+++ Given text

GPUs Flashcards
What is a GPU?
Graphics Processing Unit
Specialised hardware for graphics computation, highly parallel multiprocessors
List the 6 stages in the graphics pipeline
- Input assembler
- Vertex shader
- Geometry shader
- Setup & rasterise
- Pixel shader
- Output merger
Which 3 stages in the graphics pipeline are programmable?
- Vertex shader
- Geometry shader
- Pixel shader
(all the shaders!!)
Draw the graphics pipeline, showing the unified processor array
.
Tasks pass through the unified processor array ? ?
several times
GPUs take advantage of ? level parallelism
data
Which can support more threads: CPU or GPU?
GPU - supports multithreading whereas CPU is designed for single-threading
What is the design goal of a CPU?
Designed for single-threaded performance
What is the design goal of a GPU?
Designed for throughput
- individual thread performance is not critical
- each core is relatively simple
Write out the code for a DAXPY (Double A X Plus Y) loop
for (i=0; i<1024; ++i) {
Z[i] = a*X[i] + Y[i]
}
Multiple vector of doubles X by constant a then add to vector of doubles Y
Why can we parallelise a DAXPY loop?
All iterations are independent because there are no data dependencies between them
eg. Z[0] = aX[0] + Y[0] is independent of Z[1] = aX[1] + Y[1]
How do GPUs parallelise code?
Using SIMT
Describe SIMT
Single Instruction, Multiple Threads
Each processor runs many threads concurrently, each with its own registers and memory
All threads execute the same instructions but on different data
What is 1 similarity between SIMD and SIMT?
Both take advantage of data-level parallelism
What are the differences between SIMD and SIMT?

++++++
+++ Material provided

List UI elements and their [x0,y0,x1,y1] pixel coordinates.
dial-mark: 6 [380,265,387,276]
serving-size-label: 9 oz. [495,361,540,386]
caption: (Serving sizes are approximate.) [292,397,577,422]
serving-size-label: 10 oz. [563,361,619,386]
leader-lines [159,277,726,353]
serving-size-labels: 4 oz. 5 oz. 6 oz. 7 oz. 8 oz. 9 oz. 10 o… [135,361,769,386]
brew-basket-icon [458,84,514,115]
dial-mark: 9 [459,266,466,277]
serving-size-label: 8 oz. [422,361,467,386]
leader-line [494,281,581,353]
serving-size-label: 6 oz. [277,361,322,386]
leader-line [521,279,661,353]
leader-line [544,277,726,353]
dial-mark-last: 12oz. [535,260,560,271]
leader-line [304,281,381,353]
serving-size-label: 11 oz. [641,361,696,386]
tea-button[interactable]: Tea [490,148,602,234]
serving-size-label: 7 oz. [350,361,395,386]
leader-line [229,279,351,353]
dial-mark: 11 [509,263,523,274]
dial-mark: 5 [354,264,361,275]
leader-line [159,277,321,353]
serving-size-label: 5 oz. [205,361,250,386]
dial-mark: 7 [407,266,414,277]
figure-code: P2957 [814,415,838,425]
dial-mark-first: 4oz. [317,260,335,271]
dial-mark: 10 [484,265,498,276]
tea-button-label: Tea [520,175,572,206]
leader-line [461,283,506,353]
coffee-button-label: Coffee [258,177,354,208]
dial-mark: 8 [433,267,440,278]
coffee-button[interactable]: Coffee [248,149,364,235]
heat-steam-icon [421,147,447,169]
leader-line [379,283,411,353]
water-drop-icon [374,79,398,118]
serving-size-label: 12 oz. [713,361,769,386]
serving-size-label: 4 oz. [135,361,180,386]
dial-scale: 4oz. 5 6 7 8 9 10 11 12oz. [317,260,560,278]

++++++

- _Requirement A_
In the GPU flashcards, what does SIMT stand for?
- _Requirement B_
Carry on the GPU flashcards from their last line.

- _Task result A_
Single Instruction, Multiple Threads.

- _Task result B_
SIMD is a form of vector processing - vector registers each hold several items, vector operations work on vector registers
In SIMT, each instruction operates on threads - same instruction issued to each thread, each with separate state (registers and memory)
ie. one register storing lots of data items vs lots of registers storing 1 data item
Draw a diagram showing SIMT execution of the DAXPY loop with 4 threads in lock-step
.
In the case of 4 threads, how many times is the DAXPY kernel called?
Called 256 times with 4 threads each time
Each thread executes the DAXPY ?
kernel
What is a warp?
Group of threads that are executed simultaneously
All threads in a warp execute the same instruction
What support is there in a GPU for conditional execution?
Use a predicate register to hold conditions, then only execute something if the condition holds - predication
What is a downside of predication?
The thread sits idle if the predicate is false, leading to inefficiency
Draw a diagram to show how conditional branches in GPUs are treated
.
When might we need more complex branching?
Procedure call and return, nested if-then-else etc.
How is more complex branching handled?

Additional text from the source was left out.